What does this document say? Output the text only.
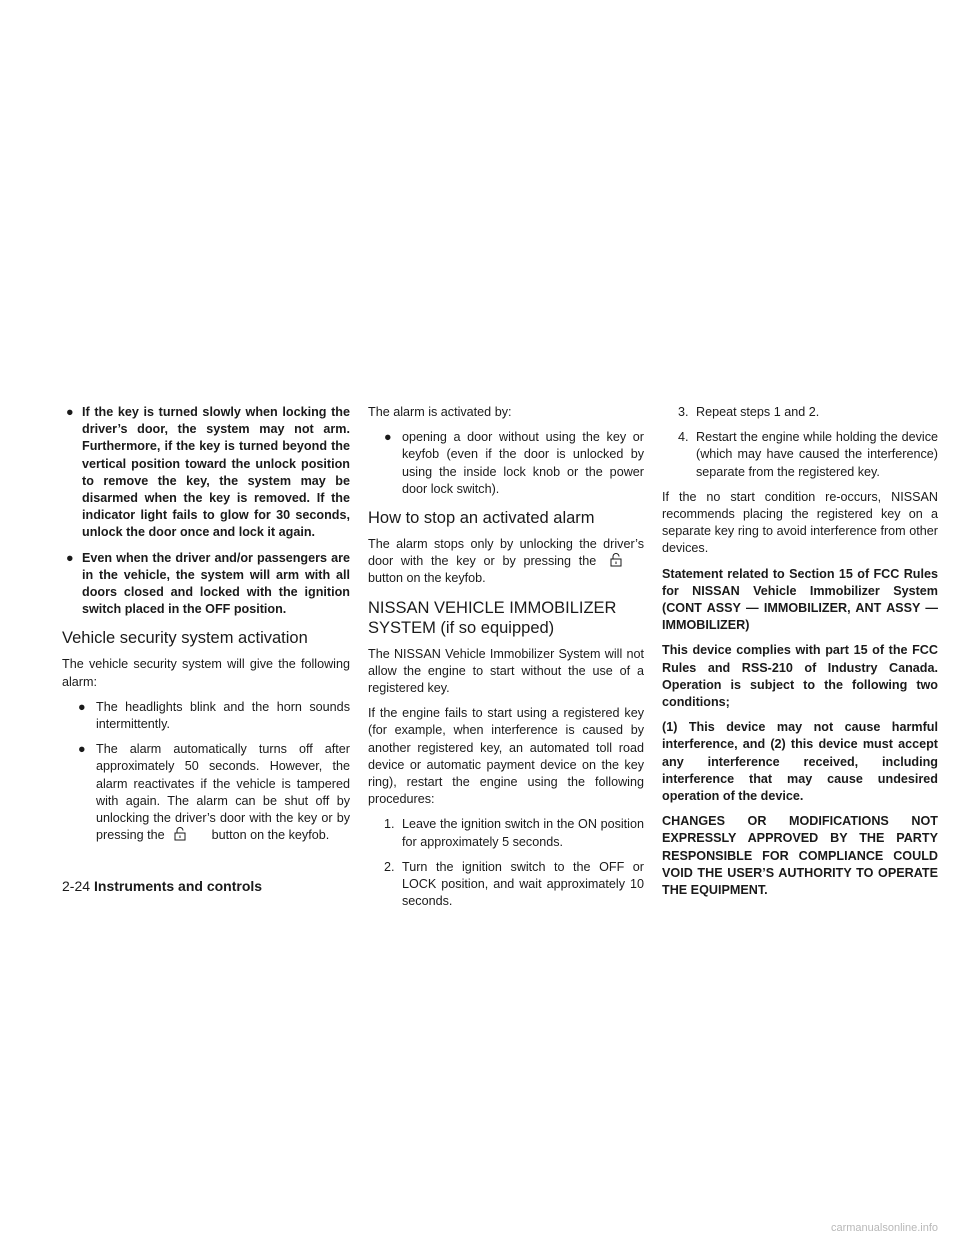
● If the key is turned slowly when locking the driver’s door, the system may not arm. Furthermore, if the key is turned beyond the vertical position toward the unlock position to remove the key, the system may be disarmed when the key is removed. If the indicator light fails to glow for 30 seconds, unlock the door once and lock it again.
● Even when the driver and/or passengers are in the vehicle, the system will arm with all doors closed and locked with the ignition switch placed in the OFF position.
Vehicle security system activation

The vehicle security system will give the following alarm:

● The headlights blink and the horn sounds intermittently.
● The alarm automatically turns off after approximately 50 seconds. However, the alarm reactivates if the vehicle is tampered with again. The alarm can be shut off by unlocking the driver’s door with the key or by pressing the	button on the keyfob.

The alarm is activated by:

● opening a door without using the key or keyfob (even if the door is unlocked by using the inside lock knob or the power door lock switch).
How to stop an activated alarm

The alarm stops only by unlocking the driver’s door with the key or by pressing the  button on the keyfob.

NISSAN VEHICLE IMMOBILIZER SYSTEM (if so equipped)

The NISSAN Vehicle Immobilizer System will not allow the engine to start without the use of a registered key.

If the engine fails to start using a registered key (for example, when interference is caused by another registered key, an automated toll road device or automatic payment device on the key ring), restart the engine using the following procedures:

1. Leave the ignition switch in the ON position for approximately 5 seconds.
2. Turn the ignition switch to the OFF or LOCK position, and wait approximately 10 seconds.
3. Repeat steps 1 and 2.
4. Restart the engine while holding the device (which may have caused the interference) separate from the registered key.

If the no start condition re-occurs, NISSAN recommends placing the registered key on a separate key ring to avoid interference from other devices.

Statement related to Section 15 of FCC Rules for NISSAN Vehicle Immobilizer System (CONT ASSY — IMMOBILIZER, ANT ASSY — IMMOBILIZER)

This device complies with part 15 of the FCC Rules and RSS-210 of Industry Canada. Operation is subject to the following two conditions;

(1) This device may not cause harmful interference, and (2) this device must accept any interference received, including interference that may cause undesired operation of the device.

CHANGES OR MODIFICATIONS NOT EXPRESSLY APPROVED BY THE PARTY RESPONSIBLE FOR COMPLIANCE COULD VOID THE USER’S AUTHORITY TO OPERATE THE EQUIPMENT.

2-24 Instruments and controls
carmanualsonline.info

★ ★ ★ ★ ★ ★ ★

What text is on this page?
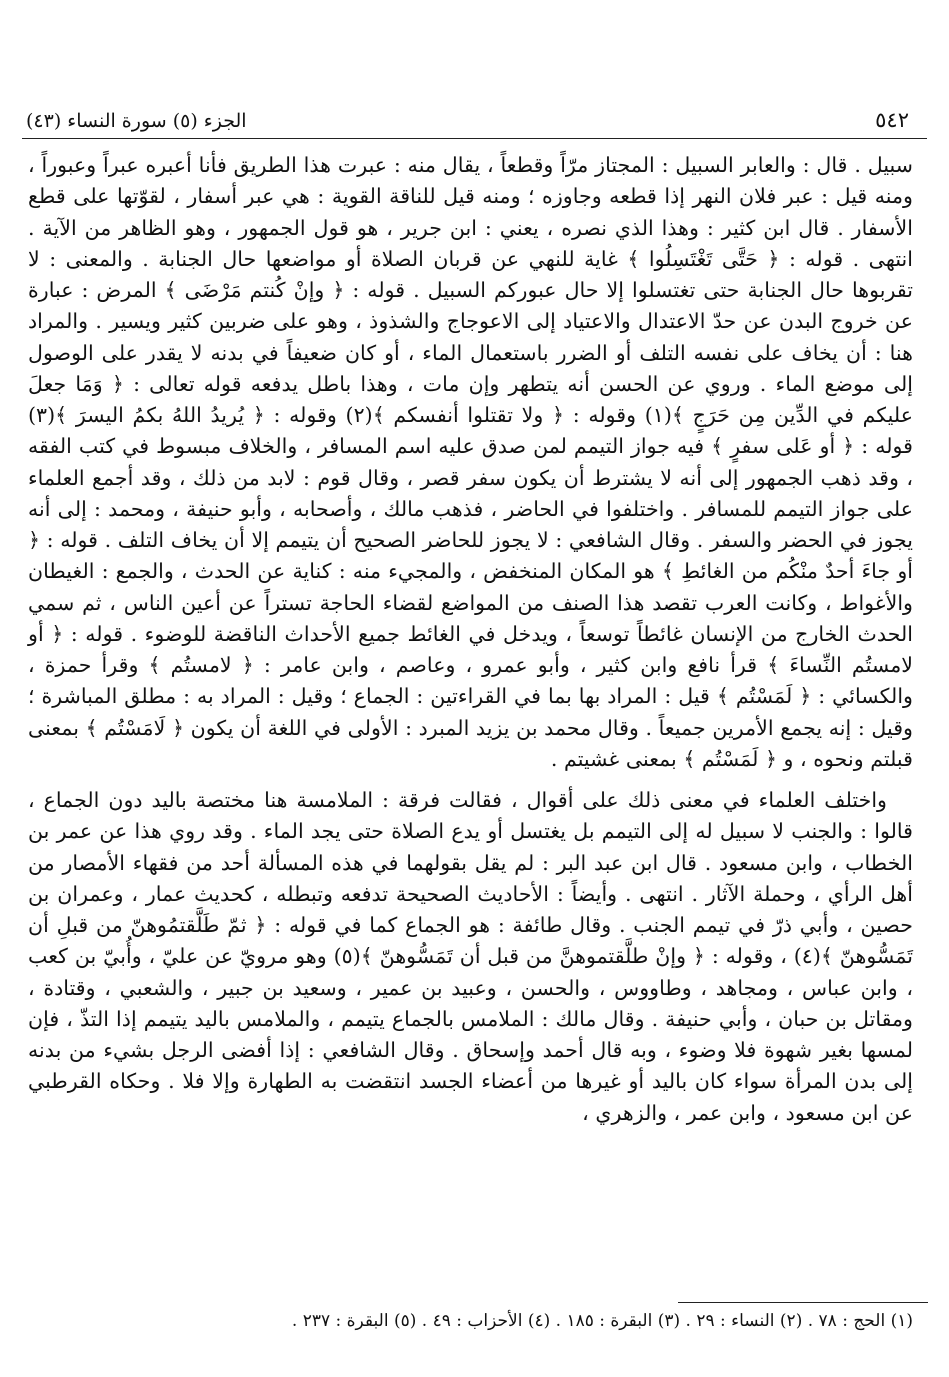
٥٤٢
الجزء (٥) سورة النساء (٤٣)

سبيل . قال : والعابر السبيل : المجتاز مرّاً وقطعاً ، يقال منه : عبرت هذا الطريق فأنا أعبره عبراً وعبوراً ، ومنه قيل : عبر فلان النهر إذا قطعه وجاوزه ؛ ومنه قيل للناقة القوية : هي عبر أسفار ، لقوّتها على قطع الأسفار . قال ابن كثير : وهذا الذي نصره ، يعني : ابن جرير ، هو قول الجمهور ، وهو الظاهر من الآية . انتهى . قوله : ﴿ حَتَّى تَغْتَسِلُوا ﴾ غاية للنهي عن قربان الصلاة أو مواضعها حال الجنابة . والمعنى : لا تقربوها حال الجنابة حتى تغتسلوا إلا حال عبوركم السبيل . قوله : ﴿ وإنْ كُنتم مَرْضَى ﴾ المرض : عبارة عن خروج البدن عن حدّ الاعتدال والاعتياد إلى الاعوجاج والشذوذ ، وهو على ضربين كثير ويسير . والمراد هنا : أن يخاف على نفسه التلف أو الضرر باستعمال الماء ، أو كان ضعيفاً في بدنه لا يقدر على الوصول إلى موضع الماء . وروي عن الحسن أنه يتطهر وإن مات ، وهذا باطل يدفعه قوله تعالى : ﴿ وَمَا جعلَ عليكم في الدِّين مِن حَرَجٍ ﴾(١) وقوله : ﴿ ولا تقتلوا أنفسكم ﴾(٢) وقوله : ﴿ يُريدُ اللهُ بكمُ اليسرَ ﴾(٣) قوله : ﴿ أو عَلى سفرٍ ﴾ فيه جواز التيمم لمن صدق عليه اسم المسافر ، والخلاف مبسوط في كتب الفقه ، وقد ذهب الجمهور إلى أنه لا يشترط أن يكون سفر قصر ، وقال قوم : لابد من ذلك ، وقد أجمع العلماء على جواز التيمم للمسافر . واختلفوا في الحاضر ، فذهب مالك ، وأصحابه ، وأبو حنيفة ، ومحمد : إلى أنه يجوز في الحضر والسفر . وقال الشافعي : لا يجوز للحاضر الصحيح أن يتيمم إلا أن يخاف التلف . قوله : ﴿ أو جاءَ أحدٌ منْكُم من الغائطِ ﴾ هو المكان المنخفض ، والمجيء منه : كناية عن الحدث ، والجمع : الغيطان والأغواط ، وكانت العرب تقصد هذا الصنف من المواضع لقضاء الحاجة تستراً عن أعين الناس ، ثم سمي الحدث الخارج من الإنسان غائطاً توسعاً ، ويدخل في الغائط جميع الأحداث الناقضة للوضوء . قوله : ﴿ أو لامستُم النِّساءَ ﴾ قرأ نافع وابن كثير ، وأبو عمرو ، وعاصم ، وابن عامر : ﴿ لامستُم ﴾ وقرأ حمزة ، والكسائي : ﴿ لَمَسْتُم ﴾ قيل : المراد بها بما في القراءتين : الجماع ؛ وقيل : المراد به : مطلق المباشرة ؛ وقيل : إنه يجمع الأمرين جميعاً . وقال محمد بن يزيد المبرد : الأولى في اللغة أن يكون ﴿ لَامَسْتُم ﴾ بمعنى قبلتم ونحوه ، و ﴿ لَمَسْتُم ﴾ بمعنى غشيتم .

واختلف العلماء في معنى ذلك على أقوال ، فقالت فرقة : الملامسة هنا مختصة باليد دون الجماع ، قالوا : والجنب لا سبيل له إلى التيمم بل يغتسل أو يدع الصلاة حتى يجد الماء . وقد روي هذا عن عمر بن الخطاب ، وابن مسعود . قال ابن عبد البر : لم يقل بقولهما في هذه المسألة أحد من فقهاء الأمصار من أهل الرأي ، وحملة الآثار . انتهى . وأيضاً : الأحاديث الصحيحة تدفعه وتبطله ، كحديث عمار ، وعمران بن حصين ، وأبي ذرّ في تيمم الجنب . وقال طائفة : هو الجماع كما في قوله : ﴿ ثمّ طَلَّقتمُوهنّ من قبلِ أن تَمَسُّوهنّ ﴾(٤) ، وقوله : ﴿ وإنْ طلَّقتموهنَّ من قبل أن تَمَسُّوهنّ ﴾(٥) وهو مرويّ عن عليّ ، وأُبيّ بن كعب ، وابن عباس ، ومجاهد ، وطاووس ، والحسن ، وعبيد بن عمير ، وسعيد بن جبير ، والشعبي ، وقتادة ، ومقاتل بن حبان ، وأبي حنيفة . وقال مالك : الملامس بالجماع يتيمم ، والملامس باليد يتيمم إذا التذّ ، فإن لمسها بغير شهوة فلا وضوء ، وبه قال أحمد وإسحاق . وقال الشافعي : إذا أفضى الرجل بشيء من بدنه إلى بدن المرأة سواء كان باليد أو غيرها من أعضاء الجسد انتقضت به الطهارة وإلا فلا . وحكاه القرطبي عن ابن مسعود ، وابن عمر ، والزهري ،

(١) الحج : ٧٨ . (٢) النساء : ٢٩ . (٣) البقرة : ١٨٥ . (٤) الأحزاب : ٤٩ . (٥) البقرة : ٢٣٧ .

★ ★ ★ ★ ★ ★ ★

Collect the lines that hold "registered".

The NISSAN Vehicle Immobilizer System will not allow the engine to start without the use of a registered key.
If the engine fails to start using a registered key (for example, when interference is caused by another registered key, an automated toll road device or automatic payment device on the key ring), restart the engine using the following procedures:
4. Restart the engine while holding the device (which may have caused the interference) separate from the registered key.
If the no start condition re-occurs, NISSAN recommends placing the registered key on a separate key ring to avoid interference from other devices.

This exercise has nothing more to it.